### TASK INSTRUCTIONS
Extract every line from the records below that contains the word "JSON".

### RAW DATA
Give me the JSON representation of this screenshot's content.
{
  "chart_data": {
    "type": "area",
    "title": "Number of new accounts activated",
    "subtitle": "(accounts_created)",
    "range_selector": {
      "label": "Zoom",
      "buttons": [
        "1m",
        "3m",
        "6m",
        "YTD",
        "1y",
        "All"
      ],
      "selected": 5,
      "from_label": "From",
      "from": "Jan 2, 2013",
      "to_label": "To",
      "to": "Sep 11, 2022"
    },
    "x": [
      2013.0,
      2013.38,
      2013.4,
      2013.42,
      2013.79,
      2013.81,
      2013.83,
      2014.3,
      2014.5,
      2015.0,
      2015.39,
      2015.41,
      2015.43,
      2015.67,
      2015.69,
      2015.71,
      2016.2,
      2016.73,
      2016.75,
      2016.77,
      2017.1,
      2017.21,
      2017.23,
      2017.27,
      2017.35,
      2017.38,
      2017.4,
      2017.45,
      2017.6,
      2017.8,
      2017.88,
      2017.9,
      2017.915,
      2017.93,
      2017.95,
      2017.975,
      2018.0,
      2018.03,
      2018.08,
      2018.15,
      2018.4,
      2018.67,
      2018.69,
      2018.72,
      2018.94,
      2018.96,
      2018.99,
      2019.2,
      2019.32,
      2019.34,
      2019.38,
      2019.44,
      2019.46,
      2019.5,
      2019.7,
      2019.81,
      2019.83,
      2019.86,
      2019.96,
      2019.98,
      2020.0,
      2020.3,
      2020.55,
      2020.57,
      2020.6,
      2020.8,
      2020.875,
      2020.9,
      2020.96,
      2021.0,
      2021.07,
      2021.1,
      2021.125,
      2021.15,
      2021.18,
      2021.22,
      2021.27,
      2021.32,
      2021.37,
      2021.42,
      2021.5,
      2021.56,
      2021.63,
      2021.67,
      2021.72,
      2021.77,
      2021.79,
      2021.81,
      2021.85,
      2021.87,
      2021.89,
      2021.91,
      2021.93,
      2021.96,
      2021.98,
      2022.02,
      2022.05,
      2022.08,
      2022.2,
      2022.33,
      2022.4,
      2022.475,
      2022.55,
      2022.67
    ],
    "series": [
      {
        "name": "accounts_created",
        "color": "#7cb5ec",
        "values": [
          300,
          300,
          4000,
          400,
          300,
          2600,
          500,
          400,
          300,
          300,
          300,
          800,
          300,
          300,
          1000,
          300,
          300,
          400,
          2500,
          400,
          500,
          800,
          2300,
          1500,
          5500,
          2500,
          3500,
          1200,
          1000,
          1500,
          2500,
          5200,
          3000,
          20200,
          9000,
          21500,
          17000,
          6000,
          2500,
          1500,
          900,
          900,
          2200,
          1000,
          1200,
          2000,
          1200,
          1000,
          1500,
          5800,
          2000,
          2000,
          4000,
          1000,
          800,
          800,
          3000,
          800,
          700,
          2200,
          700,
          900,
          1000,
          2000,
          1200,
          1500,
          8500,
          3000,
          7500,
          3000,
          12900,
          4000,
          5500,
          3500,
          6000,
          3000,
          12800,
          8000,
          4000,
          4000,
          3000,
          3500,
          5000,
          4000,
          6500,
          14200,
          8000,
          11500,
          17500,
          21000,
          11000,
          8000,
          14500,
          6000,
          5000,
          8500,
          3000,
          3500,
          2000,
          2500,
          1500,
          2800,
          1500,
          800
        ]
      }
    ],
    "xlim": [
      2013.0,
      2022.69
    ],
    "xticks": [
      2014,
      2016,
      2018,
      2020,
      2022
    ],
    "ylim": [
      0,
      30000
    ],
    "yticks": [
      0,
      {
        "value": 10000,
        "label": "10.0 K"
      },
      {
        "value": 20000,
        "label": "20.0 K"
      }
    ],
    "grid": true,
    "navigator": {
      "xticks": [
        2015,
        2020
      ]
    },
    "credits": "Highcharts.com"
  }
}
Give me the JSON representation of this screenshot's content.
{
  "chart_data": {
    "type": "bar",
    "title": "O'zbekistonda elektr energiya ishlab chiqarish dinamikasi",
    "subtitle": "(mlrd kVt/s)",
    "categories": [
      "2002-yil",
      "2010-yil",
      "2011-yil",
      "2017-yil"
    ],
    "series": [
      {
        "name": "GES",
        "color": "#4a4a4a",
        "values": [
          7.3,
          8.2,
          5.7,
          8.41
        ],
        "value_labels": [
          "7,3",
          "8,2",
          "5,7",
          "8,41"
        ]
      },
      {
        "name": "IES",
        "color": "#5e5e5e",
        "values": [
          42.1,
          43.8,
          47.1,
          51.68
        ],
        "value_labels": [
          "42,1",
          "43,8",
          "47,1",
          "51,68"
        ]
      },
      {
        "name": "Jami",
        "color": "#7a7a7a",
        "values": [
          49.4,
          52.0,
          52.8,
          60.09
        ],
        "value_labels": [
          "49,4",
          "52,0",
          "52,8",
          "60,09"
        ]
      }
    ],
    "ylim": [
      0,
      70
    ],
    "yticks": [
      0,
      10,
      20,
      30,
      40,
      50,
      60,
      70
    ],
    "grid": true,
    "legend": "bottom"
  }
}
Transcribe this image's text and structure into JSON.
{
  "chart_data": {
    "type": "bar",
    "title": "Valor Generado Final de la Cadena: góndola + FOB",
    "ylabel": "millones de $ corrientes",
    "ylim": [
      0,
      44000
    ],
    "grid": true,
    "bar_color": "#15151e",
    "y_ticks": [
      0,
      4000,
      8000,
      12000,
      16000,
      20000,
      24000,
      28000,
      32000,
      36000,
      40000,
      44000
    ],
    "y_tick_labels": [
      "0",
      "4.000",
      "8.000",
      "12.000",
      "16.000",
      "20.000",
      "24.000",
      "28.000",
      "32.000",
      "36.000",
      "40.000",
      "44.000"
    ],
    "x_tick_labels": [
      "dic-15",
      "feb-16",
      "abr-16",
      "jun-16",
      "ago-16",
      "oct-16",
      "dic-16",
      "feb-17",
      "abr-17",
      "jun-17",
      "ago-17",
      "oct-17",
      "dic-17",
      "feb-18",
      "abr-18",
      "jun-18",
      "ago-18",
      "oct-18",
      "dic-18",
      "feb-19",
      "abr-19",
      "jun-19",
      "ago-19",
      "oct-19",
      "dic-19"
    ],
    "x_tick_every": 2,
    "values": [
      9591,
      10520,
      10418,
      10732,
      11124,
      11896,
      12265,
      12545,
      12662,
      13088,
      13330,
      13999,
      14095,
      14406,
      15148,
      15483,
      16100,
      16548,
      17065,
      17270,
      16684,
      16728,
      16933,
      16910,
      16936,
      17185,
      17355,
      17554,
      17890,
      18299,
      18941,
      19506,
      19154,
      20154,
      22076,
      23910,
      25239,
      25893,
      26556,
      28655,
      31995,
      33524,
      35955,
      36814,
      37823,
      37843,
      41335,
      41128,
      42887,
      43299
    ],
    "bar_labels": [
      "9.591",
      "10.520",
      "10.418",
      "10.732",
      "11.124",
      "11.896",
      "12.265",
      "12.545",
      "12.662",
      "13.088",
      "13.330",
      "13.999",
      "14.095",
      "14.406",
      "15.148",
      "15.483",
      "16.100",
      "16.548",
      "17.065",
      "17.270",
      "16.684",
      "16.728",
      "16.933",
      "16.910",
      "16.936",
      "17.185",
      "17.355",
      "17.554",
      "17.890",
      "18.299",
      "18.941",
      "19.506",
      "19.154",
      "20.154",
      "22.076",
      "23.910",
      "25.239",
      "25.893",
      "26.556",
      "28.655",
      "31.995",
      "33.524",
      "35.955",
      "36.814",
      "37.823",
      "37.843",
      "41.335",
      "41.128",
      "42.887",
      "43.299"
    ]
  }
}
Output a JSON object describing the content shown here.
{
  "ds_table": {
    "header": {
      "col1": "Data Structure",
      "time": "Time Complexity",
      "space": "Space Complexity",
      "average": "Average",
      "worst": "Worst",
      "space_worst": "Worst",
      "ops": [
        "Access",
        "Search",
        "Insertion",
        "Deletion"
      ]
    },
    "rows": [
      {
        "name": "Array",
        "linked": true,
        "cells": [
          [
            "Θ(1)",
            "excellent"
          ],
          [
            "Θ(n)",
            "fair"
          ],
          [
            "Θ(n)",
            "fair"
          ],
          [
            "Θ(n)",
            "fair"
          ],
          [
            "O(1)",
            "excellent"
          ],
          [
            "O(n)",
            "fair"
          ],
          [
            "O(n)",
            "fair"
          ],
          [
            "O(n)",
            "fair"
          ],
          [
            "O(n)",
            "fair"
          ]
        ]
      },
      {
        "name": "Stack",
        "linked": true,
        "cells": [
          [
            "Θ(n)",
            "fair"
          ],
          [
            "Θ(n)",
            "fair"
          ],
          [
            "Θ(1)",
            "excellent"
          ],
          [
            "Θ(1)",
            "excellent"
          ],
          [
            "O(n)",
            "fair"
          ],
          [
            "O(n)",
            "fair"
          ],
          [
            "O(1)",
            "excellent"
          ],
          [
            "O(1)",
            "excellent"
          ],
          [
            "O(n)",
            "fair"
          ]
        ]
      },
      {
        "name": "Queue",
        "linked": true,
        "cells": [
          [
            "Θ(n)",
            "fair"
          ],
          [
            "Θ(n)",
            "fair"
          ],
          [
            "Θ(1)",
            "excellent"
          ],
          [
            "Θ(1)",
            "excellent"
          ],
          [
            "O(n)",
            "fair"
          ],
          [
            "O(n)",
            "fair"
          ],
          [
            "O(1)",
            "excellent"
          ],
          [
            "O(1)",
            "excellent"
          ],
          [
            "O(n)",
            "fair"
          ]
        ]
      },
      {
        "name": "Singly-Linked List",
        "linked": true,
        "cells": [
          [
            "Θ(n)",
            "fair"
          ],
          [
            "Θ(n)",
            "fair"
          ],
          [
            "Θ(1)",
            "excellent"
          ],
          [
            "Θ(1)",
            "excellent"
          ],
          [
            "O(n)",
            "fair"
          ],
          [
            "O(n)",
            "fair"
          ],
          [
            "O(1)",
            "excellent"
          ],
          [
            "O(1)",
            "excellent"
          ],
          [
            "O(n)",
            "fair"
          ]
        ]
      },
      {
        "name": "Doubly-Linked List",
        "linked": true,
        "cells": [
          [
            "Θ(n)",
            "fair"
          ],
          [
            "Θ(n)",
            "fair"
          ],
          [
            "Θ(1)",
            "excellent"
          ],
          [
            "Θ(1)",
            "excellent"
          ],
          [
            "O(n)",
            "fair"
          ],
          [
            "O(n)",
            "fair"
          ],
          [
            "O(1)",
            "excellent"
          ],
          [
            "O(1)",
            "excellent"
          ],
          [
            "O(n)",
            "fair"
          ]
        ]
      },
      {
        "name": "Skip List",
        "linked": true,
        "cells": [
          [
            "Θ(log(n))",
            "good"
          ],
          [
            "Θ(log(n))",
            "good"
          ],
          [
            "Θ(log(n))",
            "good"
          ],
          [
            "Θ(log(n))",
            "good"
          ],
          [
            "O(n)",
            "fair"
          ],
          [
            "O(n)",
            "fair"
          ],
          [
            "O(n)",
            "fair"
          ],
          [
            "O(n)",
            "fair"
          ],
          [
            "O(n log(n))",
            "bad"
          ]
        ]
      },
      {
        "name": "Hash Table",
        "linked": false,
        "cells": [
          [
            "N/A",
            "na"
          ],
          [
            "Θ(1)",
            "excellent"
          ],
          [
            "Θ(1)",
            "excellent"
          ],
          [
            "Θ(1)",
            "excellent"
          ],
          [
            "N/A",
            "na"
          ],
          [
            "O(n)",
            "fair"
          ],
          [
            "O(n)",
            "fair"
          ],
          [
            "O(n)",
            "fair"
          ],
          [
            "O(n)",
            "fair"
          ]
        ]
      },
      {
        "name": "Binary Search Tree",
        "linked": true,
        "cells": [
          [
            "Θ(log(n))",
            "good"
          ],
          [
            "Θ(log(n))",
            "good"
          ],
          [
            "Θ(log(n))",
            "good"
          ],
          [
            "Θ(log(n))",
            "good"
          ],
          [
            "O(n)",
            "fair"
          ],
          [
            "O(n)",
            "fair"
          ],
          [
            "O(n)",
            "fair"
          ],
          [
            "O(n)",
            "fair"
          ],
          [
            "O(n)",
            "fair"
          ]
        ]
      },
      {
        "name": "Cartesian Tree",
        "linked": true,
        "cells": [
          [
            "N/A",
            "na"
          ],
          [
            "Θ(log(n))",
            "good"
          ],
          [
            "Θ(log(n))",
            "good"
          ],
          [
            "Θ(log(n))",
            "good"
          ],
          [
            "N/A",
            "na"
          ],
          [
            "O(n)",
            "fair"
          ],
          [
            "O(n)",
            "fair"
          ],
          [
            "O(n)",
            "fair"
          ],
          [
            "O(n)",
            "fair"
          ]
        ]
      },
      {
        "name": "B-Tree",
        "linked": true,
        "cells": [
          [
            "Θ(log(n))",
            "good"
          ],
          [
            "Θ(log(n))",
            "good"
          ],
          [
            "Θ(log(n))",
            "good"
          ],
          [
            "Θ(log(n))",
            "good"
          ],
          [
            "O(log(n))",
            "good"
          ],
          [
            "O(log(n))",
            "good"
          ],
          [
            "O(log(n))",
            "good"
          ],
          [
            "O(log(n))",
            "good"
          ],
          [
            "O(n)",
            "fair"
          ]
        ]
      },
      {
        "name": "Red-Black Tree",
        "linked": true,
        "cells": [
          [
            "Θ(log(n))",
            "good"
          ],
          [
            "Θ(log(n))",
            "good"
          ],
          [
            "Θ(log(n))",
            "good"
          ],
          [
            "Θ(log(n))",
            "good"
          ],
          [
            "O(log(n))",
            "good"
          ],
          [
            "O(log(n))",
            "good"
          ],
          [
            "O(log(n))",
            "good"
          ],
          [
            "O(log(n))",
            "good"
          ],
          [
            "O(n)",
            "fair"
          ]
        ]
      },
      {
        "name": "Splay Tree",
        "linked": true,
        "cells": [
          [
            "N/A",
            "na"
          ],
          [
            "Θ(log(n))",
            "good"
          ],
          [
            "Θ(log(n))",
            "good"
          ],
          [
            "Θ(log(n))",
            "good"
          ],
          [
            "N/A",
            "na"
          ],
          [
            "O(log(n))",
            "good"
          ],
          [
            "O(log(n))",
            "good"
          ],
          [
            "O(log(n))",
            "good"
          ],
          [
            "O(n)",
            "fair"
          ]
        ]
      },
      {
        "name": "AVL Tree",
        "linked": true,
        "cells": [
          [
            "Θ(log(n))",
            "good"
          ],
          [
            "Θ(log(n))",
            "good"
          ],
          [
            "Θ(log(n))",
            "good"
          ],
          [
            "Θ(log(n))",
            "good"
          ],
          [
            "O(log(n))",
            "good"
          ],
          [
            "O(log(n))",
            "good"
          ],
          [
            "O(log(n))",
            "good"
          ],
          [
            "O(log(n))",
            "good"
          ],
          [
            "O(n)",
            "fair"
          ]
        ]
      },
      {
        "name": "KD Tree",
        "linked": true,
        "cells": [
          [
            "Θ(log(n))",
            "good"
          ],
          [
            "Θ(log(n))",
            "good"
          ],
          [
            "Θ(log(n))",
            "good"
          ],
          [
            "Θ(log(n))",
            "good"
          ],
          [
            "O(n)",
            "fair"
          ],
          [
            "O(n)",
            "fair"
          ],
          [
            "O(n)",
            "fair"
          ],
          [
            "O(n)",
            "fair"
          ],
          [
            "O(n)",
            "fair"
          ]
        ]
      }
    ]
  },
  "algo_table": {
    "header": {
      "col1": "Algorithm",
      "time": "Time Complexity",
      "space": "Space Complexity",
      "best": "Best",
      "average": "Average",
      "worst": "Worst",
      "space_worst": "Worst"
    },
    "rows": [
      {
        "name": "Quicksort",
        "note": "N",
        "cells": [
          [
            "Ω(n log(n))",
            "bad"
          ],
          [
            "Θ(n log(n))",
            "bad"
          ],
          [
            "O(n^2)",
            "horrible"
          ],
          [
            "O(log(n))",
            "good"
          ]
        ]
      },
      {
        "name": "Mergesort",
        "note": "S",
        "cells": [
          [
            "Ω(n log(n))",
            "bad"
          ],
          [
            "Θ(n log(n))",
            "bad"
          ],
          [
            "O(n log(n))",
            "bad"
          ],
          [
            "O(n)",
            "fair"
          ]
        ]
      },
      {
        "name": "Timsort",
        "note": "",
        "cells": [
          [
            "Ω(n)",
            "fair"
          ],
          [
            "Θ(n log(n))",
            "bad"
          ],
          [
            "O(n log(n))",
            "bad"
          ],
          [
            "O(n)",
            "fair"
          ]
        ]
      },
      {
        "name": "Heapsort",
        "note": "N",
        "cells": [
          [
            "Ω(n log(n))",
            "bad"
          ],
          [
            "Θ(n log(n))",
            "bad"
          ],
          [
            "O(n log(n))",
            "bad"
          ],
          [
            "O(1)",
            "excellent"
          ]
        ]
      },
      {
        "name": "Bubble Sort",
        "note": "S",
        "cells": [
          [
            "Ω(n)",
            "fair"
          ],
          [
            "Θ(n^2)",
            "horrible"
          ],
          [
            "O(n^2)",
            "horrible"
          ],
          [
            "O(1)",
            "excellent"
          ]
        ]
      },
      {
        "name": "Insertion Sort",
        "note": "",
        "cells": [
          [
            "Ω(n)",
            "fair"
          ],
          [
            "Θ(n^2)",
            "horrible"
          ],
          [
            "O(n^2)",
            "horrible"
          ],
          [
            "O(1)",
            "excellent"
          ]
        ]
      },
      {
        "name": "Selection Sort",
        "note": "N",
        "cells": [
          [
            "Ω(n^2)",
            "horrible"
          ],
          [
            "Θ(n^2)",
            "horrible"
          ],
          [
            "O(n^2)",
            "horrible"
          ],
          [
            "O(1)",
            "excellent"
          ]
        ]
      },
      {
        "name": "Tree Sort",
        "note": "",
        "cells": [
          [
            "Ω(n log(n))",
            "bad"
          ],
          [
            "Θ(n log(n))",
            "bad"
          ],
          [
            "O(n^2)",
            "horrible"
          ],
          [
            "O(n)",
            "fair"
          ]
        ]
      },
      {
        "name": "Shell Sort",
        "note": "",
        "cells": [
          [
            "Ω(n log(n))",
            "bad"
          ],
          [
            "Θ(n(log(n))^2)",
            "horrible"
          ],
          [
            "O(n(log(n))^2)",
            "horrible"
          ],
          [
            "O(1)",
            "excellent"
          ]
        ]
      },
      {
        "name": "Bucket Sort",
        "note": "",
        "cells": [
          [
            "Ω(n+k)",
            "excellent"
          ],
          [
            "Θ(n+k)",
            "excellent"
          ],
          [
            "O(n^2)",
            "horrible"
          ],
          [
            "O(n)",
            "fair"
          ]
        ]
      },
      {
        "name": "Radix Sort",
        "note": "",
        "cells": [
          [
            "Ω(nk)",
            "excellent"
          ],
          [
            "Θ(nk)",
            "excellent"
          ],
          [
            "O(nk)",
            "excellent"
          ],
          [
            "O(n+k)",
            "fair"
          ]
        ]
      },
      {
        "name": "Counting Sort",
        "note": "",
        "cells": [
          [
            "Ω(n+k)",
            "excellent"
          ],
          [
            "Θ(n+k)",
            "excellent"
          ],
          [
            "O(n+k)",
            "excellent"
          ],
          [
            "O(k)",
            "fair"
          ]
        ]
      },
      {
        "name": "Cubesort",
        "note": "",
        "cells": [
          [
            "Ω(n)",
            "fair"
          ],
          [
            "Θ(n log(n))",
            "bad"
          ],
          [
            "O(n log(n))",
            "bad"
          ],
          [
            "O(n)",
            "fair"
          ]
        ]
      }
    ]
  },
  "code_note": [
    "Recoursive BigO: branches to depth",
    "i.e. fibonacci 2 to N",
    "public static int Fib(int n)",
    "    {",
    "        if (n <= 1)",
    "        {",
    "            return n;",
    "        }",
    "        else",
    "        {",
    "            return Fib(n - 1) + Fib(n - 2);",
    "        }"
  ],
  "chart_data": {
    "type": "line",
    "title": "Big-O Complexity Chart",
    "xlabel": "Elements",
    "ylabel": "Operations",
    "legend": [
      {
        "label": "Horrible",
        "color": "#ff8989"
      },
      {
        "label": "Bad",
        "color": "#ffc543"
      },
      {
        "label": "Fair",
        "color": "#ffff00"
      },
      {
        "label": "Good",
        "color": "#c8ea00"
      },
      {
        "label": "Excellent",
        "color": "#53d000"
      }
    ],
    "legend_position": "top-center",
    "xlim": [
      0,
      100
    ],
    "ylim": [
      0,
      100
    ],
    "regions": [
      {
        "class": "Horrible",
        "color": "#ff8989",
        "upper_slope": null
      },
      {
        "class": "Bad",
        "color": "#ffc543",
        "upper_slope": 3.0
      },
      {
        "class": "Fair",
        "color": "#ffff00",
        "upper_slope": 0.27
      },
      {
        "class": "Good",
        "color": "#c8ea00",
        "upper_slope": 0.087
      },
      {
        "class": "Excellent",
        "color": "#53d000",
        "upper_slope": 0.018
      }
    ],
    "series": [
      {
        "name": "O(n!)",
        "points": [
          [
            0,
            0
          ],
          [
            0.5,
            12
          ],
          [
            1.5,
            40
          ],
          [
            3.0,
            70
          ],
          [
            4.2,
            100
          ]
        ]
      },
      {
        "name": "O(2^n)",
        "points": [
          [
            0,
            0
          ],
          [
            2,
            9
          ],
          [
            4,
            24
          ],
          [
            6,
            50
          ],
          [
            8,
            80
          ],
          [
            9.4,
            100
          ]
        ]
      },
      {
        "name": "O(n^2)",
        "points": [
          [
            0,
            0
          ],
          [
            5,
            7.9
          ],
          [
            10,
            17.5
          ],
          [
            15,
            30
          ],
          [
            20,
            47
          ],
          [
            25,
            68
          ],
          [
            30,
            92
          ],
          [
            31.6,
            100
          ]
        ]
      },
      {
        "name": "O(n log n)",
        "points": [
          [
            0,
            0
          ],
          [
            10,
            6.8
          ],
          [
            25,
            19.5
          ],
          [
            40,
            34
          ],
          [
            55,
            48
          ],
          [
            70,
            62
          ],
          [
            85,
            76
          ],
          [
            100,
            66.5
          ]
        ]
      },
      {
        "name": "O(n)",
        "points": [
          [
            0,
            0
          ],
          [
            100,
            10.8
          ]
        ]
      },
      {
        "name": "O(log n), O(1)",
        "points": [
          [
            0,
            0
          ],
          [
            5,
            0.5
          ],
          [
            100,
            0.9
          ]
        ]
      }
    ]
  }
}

### EXPECTED ANSWER
Give me the JSON representation of this screenshot's content.
Give me the JSON representation of this screenshot's content.
Transcribe this image's text and structure into JSON.
Output a JSON object describing the content shown here.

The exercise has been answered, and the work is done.